• _RECORDS SUPPLIED_
□ □ □

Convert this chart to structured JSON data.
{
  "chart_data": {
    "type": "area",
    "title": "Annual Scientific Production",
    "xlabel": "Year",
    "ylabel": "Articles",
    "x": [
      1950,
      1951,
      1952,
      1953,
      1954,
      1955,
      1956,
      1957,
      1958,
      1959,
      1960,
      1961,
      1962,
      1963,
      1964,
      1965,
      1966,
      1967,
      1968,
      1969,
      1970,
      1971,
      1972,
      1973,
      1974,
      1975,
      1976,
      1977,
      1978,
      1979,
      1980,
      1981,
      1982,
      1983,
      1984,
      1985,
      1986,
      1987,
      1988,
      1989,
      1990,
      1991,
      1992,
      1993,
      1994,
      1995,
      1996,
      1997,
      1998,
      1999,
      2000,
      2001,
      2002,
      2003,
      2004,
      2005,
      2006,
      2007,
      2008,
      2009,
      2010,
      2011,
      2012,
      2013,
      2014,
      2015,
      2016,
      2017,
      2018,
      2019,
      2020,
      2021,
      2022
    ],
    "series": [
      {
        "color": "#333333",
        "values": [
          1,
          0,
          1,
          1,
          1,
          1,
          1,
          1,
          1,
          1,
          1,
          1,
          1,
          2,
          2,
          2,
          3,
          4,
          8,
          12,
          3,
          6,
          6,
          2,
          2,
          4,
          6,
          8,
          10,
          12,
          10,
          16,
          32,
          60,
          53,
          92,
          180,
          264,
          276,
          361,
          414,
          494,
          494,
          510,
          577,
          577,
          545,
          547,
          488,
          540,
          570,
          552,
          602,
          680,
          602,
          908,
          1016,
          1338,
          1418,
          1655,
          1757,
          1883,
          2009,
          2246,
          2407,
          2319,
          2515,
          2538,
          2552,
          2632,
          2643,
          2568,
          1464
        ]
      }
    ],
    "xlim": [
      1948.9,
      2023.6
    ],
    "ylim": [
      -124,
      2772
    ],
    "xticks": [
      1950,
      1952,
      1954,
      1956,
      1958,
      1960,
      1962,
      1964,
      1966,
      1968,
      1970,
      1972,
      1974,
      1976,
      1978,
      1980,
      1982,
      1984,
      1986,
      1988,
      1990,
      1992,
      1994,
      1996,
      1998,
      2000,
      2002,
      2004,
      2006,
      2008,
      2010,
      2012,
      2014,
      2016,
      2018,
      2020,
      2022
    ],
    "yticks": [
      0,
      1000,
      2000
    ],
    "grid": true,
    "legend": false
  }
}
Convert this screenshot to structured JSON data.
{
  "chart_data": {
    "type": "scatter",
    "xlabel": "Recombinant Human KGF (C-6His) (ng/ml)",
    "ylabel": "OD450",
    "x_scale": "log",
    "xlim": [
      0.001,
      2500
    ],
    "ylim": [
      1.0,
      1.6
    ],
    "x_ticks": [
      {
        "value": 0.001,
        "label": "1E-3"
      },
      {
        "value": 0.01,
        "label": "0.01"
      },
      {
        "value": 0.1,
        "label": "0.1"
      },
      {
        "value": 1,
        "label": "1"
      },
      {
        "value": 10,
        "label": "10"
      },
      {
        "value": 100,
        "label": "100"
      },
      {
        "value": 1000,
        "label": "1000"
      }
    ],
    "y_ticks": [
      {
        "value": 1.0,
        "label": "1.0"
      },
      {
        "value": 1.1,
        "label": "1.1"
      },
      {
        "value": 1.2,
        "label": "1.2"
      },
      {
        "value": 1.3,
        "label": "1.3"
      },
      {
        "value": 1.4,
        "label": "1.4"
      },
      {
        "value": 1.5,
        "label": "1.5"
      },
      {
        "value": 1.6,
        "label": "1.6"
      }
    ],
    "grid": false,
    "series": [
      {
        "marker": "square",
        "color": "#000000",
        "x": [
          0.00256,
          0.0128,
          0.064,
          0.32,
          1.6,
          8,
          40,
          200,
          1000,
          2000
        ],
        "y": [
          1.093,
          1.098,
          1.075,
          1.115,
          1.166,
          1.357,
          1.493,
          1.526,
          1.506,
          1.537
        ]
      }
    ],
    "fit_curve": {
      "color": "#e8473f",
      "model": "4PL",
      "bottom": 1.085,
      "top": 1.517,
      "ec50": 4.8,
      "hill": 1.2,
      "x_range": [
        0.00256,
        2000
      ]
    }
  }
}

□ □ □

All of the entries should be written out again exactly.

Convert this chart to structured JSON data.
{
  "chart_data": {
    "type": "area",
    "title": "Annual Scientific Production",
    "xlabel": "Year",
    "ylabel": "Articles",
    "x": [
      1950,
      1951,
      1952,
      1953,
      1954,
      1955,
      1956,
      1957,
      1958,
      1959,
      1960,
      1961,
      1962,
      1963,
      1964,
      1965,
      1966,
      1967,
      1968,
      1969,
      1970,
      1971,
      1972,
      1973,
      1974,
      1975,
      1976,
      1977,
      1978,
      1979,
      1980,
      1981,
      1982,
      1983,
      1984,
      1985,
      1986,
      1987,
      1988,
      1989,
      1990,
      1991,
      1992,
      1993,
      1994,
      1995,
      1996,
      1997,
      1998,
      1999,
      2000,
      2001,
      2002,
      2003,
      2004,
      2005,
      2006,
      2007,
      2008,
      2009,
      2010,
      2011,
      2012,
      2013,
      2014,
      2015,
      2016,
      2017,
      2018,
      2019,
      2020,
      2021,
      2022
    ],
    "series": [
      {
        "color": "#333333",
        "values": [
          1,
          0,
          1,
          1,
          1,
          1,
          1,
          1,
          1,
          1,
          1,
          1,
          1,
          2,
          2,
          2,
          3,
          4,
          8,
          12,
          3,
          6,
          6,
          2,
          2,
          4,
          6,
          8,
          10,
          12,
          10,
          16,
          32,
          60,
          53,
          92,
          180,
          264,
          276,
          361,
          414,
          494,
          494,
          510,
          577,
          577,
          545,
          547,
          488,
          540,
          570,
          552,
          602,
          680,
          602,
          908,
          1016,
          1338,
          1418,
          1655,
          1757,
          1883,
          2009,
          2246,
          2407,
          2319,
          2515,
          2538,
          2552,
          2632,
          2643,
          2568,
          1464
        ]
      }
    ],
    "xlim": [
      1948.9,
      2023.6
    ],
    "ylim": [
      -124,
      2772
    ],
    "xticks": [
      1950,
      1952,
      1954,
      1956,
      1958,
      1960,
      1962,
      1964,
      1966,
      1968,
      1970,
      1972,
      1974,
      1976,
      1978,
      1980,
      1982,
      1984,
      1986,
      1988,
      1990,
      1992,
      1994,
      1996,
      1998,
      2000,
      2002,
      2004,
      2006,
      2008,
      2010,
      2012,
      2014,
      2016,
      2018,
      2020,
      2022
    ],
    "yticks": [
      0,
      1000,
      2000
    ],
    "grid": true,
    "legend": false
  }
}
Convert this screenshot to structured JSON data.
{
  "chart_data": {
    "type": "scatter",
    "xlabel": "Recombinant Human KGF (C-6His) (ng/ml)",
    "ylabel": "OD450",
    "x_scale": "log",
    "xlim": [
      0.001,
      2500
    ],
    "ylim": [
      1.0,
      1.6
    ],
    "x_ticks": [
      {
        "value": 0.001,
        "label": "1E-3"
      },
      {
        "value": 0.01,
        "label": "0.01"
      },
      {
        "value": 0.1,
        "label": "0.1"
      },
      {
        "value": 1,
        "label": "1"
      },
      {
        "value": 10,
        "label": "10"
      },
      {
        "value": 100,
        "label": "100"
      },
      {
        "value": 1000,
        "label": "1000"
      }
    ],
    "y_ticks": [
      {
        "value": 1.0,
        "label": "1.0"
      },
      {
        "value": 1.1,
        "label": "1.1"
      },
      {
        "value": 1.2,
        "label": "1.2"
      },
      {
        "value": 1.3,
        "label": "1.3"
      },
      {
        "value": 1.4,
        "label": "1.4"
      },
      {
        "value": 1.5,
        "label": "1.5"
      },
      {
        "value": 1.6,
        "label": "1.6"
      }
    ],
    "grid": false,
    "series": [
      {
        "marker": "square",
        "color": "#000000",
        "x": [
          0.00256,
          0.0128,
          0.064,
          0.32,
          1.6,
          8,
          40,
          200,
          1000,
          2000
        ],
        "y": [
          1.093,
          1.098,
          1.075,
          1.115,
          1.166,
          1.357,
          1.493,
          1.526,
          1.506,
          1.537
        ]
      }
    ],
    "fit_curve": {
      "color": "#e8473f",
      "model": "4PL",
      "bottom": 1.085,
      "top": 1.517,
      "ec50": 4.8,
      "hill": 1.2,
      "x_range": [
        0.00256,
        2000
      ]
    }
  }
}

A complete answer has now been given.